▸ Required task:
In the entries below, find the lines that contain the word "SRMTID" and copy them.
..............................
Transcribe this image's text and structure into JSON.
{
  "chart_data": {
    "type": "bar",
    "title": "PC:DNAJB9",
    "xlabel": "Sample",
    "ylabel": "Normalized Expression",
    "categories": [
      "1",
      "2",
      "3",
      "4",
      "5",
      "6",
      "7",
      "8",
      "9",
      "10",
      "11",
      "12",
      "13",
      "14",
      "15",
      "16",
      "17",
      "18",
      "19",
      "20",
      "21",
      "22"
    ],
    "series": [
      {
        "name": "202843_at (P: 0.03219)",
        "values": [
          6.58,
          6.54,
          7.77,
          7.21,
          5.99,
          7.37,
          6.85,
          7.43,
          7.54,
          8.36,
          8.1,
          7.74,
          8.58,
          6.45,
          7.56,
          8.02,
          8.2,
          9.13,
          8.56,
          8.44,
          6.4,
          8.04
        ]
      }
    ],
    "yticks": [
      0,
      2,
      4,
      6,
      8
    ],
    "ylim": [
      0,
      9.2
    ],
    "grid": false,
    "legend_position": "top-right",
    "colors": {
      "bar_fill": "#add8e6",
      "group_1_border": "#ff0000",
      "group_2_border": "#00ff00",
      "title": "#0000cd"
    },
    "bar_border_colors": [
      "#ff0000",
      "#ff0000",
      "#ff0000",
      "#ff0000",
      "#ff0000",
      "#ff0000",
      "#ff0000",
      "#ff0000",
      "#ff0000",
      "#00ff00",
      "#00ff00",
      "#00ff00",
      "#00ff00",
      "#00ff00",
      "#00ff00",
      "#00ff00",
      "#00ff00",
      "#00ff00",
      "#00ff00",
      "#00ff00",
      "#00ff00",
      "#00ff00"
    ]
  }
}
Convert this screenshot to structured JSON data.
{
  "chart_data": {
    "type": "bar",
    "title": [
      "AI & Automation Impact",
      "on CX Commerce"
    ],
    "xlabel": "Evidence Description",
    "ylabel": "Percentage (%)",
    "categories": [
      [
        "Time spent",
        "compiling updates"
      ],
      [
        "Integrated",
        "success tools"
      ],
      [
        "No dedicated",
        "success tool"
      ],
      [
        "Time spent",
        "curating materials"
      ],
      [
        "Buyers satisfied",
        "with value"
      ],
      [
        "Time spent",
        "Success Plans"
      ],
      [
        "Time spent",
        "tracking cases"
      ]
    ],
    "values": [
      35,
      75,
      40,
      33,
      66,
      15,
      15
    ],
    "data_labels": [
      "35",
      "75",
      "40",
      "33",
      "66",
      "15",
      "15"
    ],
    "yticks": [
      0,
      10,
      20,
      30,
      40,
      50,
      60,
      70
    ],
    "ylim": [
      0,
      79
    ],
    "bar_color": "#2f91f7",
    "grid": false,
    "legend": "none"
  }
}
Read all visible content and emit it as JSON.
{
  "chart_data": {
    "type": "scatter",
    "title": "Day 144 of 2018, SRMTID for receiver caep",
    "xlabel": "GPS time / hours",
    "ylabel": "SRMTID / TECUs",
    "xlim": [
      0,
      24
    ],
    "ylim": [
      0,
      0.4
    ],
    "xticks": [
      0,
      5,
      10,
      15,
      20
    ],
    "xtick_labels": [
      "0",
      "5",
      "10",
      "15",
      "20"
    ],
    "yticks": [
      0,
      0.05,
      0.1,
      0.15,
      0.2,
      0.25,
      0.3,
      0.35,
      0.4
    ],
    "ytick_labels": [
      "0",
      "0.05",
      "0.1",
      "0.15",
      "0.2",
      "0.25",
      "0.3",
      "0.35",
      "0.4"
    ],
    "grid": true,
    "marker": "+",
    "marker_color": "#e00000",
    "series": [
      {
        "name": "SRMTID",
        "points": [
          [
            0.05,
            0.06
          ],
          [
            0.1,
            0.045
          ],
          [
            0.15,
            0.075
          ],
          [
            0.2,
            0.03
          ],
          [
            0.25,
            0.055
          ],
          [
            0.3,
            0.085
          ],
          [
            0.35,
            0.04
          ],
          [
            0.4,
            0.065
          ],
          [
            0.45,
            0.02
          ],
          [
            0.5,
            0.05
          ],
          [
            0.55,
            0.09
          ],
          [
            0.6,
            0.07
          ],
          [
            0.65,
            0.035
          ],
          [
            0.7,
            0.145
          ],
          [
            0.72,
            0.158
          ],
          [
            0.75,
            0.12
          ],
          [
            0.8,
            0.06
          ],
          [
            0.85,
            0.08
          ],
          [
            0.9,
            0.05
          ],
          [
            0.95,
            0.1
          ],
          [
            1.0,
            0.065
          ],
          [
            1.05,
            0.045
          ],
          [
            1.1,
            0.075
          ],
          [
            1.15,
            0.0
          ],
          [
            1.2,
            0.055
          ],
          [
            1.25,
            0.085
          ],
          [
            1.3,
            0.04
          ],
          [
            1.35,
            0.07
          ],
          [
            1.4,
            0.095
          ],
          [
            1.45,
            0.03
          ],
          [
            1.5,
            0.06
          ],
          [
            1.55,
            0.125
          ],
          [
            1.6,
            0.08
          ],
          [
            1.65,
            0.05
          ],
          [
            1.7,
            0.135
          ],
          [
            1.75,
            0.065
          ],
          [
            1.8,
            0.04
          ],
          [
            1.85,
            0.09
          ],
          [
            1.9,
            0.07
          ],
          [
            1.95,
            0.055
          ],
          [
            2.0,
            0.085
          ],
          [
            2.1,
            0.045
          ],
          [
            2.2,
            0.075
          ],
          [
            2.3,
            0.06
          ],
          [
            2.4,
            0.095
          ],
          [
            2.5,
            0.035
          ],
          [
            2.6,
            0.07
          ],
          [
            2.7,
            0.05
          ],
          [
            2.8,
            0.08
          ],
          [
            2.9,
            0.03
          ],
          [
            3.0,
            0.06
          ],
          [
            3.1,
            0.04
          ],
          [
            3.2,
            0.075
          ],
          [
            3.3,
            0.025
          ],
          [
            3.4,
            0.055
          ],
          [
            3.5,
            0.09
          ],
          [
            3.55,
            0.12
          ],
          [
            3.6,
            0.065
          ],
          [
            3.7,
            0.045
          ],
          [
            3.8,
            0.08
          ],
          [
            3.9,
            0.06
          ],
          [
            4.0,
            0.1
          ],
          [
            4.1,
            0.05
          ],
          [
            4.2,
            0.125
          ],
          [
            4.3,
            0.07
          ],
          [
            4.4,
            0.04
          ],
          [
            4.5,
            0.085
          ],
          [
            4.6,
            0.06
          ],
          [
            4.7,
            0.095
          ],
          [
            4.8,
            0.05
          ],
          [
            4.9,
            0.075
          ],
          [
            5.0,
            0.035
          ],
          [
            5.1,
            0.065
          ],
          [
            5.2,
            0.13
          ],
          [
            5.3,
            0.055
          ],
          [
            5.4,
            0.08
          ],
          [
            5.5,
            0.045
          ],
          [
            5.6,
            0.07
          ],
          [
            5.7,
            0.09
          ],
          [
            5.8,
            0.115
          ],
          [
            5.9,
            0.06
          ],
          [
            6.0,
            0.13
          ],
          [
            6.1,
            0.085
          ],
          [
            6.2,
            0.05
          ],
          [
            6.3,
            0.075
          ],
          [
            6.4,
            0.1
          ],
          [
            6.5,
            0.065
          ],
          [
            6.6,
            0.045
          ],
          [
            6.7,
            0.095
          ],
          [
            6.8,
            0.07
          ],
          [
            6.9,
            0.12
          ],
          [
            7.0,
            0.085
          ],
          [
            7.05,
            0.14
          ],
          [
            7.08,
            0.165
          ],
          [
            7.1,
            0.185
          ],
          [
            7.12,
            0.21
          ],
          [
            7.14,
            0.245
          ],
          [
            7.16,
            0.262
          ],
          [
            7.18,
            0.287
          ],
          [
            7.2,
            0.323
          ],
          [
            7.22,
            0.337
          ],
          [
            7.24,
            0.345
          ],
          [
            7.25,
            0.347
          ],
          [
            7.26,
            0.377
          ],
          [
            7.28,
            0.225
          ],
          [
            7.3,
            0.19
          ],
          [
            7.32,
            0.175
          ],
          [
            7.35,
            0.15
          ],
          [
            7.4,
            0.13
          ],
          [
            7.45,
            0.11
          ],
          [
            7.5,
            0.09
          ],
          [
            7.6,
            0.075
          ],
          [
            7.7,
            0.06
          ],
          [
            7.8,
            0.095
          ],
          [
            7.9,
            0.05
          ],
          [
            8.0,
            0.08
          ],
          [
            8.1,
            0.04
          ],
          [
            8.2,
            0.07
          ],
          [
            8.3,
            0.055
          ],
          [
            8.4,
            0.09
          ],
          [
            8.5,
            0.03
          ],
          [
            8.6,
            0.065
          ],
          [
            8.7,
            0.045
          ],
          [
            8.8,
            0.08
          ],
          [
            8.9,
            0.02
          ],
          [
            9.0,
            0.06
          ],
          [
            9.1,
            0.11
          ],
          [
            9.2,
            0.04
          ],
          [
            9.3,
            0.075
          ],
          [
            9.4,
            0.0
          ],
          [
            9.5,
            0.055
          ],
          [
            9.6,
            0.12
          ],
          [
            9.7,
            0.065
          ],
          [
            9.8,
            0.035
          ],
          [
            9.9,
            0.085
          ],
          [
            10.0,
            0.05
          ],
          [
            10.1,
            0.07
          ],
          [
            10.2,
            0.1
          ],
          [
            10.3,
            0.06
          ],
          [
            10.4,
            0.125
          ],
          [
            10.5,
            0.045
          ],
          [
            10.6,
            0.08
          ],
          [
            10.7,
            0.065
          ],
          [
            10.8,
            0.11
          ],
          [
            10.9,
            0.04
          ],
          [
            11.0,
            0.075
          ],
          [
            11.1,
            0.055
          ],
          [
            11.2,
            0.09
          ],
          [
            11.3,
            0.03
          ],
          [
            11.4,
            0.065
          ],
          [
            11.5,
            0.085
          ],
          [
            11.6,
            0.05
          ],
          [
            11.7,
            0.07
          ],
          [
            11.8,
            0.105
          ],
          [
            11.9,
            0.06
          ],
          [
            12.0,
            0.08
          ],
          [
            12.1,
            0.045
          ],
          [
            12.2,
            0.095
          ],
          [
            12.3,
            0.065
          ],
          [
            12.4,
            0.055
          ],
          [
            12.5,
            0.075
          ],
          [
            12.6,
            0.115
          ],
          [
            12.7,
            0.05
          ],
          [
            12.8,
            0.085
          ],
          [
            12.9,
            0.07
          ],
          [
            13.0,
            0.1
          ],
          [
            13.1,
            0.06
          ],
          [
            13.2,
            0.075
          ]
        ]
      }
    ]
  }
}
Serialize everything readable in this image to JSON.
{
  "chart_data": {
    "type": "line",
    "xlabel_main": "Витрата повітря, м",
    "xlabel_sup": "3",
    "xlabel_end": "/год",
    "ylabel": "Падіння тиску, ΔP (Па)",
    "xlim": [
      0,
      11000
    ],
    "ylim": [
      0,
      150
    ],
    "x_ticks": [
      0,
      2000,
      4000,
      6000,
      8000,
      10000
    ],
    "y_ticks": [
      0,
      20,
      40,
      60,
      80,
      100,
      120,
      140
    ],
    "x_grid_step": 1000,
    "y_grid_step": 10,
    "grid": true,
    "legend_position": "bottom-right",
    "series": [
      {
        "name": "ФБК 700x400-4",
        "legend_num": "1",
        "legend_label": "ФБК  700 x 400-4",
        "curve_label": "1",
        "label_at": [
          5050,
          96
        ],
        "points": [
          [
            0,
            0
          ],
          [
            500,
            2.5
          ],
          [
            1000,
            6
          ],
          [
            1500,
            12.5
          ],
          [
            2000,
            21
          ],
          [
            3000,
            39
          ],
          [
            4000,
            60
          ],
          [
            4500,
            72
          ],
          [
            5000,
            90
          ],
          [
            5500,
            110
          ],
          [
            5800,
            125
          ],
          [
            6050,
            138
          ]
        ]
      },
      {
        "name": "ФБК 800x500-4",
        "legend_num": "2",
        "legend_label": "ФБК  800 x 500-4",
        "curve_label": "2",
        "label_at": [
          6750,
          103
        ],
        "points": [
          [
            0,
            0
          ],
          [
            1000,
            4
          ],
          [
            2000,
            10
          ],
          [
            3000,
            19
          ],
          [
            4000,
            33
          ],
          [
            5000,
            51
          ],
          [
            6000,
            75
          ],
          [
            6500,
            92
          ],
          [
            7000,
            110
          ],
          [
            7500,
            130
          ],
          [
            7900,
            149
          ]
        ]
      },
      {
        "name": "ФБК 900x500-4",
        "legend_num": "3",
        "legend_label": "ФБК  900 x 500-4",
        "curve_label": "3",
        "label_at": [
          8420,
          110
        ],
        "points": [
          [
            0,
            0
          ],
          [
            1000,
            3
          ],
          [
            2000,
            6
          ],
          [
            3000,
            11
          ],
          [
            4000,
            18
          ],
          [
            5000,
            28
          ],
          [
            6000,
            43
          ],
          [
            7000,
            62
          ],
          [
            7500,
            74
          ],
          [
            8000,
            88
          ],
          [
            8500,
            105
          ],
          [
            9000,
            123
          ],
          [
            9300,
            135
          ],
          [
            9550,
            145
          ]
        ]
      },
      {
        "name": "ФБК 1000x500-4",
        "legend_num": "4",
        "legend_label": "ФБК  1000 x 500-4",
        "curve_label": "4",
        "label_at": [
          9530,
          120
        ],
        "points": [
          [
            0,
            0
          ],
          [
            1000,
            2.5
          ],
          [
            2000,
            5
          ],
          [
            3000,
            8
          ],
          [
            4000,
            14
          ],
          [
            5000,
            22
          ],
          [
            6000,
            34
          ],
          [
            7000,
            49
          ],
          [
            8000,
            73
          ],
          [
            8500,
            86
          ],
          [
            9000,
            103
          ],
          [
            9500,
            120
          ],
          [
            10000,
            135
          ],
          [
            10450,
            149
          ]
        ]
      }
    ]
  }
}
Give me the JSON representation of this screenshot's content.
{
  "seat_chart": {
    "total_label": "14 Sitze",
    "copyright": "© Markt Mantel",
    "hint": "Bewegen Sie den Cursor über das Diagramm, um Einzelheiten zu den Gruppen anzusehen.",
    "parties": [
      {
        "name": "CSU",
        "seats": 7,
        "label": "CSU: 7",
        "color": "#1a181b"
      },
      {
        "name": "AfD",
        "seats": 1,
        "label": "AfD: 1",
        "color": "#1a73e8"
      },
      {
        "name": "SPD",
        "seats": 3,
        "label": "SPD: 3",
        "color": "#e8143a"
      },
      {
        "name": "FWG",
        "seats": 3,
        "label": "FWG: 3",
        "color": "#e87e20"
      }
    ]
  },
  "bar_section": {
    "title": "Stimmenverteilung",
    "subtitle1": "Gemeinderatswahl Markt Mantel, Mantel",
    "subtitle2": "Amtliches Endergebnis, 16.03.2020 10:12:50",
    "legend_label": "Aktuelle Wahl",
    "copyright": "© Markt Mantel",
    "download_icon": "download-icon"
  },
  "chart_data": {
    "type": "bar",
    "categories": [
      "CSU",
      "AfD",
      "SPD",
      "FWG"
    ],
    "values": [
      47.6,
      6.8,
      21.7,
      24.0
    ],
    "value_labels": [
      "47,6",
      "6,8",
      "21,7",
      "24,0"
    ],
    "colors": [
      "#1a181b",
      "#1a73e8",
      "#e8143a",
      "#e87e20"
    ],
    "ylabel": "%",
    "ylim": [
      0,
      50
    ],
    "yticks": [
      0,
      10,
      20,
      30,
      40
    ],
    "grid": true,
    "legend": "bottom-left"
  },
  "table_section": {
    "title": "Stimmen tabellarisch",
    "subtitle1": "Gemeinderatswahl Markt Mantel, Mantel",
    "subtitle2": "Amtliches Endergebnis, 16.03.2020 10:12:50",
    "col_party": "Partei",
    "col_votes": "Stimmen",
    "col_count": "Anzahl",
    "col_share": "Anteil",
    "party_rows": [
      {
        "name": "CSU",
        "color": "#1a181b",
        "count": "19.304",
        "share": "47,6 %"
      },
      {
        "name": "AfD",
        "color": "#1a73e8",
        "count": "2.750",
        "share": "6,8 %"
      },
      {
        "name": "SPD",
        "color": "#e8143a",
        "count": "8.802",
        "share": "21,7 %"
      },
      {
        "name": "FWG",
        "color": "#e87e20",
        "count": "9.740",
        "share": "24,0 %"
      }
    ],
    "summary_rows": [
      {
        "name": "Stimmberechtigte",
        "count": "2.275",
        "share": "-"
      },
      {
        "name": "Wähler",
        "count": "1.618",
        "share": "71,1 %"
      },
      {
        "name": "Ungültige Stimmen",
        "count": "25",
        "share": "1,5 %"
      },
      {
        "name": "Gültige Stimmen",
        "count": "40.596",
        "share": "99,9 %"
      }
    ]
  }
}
..............................
▸ Answer to this problem:
    "title": "Day 144 of 2018, SRMTID for receiver caep",
    "ylabel": "SRMTID / TECUs",
        "name": "SRMTID",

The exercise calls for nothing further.